Short problem: Can the data below be set down again exactly, line for line?

(Part of a data file)
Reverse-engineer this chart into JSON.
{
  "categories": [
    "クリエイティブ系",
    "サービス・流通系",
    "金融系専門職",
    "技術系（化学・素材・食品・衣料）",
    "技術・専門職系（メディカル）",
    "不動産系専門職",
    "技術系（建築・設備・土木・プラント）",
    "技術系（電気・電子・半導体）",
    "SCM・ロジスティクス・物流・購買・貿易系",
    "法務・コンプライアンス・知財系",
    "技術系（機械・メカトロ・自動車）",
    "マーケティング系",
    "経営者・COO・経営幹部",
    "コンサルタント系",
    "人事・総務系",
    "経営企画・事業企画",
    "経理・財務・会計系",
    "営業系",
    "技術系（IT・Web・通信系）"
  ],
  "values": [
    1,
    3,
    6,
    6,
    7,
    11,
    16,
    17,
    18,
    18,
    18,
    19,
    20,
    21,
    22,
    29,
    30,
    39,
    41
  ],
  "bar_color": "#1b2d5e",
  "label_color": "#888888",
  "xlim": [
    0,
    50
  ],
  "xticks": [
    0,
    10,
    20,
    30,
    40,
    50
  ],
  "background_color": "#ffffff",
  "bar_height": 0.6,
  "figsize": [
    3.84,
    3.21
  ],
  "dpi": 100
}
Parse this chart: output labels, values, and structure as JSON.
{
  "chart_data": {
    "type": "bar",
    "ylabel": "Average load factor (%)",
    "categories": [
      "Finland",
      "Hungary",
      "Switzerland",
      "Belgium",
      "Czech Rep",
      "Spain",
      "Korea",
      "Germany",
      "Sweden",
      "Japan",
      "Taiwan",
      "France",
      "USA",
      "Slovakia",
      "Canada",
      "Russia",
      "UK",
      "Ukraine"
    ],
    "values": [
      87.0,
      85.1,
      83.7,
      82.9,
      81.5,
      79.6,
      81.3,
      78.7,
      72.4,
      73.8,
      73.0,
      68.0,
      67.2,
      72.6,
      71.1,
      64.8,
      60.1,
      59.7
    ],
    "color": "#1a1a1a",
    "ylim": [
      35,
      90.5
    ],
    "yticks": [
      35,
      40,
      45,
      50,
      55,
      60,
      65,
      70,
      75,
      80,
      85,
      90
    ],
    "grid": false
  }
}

Result of the task:
Reverse-engineer this chart into JSON.
{
  "categories": [
    "クリエイティブ系",
    "サービス・流通系",
    "金融系専門職",
    "技術系（化学・素材・食品・衣料）",
    "技術・専門職系（メディカル）",
    "不動産系専門職",
    "技術系（建築・設備・土木・プラント）",
    "技術系（電気・電子・半導体）",
    "SCM・ロジスティクス・物流・購買・貿易系",
    "法務・コンプライアンス・知財系",
    "技術系（機械・メカトロ・自動車）",
    "マーケティング系",
    "経営者・COO・経営幹部",
    "コンサルタント系",
    "人事・総務系",
    "経営企画・事業企画",
    "経理・財務・会計系",
    "営業系",
    "技術系（IT・Web・通信系）"
  ],
  "values": [
    1,
    3,
    6,
    6,
    7,
    11,
    16,
    17,
    18,
    18,
    18,
    19,
    20,
    21,
    22,
    29,
    30,
    39,
    41
  ],
  "bar_color": "#1b2d5e",
  "label_color": "#888888",
  "xlim": [
    0,
    50
  ],
  "xticks": [
    0,
    10,
    20,
    30,
    40,
    50
  ],
  "background_color": "#ffffff",
  "bar_height": 0.6,
  "figsize": [
    3.84,
    3.21
  ],
  "dpi": 100
}
Parse this chart: output labels, values, and structure as JSON.
{
  "chart_data": {
    "type": "bar",
    "ylabel": "Average load factor (%)",
    "categories": [
      "Finland",
      "Hungary",
      "Switzerland",
      "Belgium",
      "Czech Rep",
      "Spain",
      "Korea",
      "Germany",
      "Sweden",
      "Japan",
      "Taiwan",
      "France",
      "USA",
      "Slovakia",
      "Canada",
      "Russia",
      "UK",
      "Ukraine"
    ],
    "values": [
      87.0,
      85.1,
      83.7,
      82.9,
      81.5,
      79.6,
      81.3,
      78.7,
      72.4,
      73.8,
      73.0,
      68.0,
      67.2,
      72.6,
      71.1,
      64.8,
      60.1,
      59.7
    ],
    "color": "#1a1a1a",
    "ylim": [
      35,
      90.5
    ],
    "yticks": [
      35,
      40,
      45,
      50,
      55,
      60,
      65,
      70,
      75,
      80,
      85,
      90
    ],
    "grid": false
  }
}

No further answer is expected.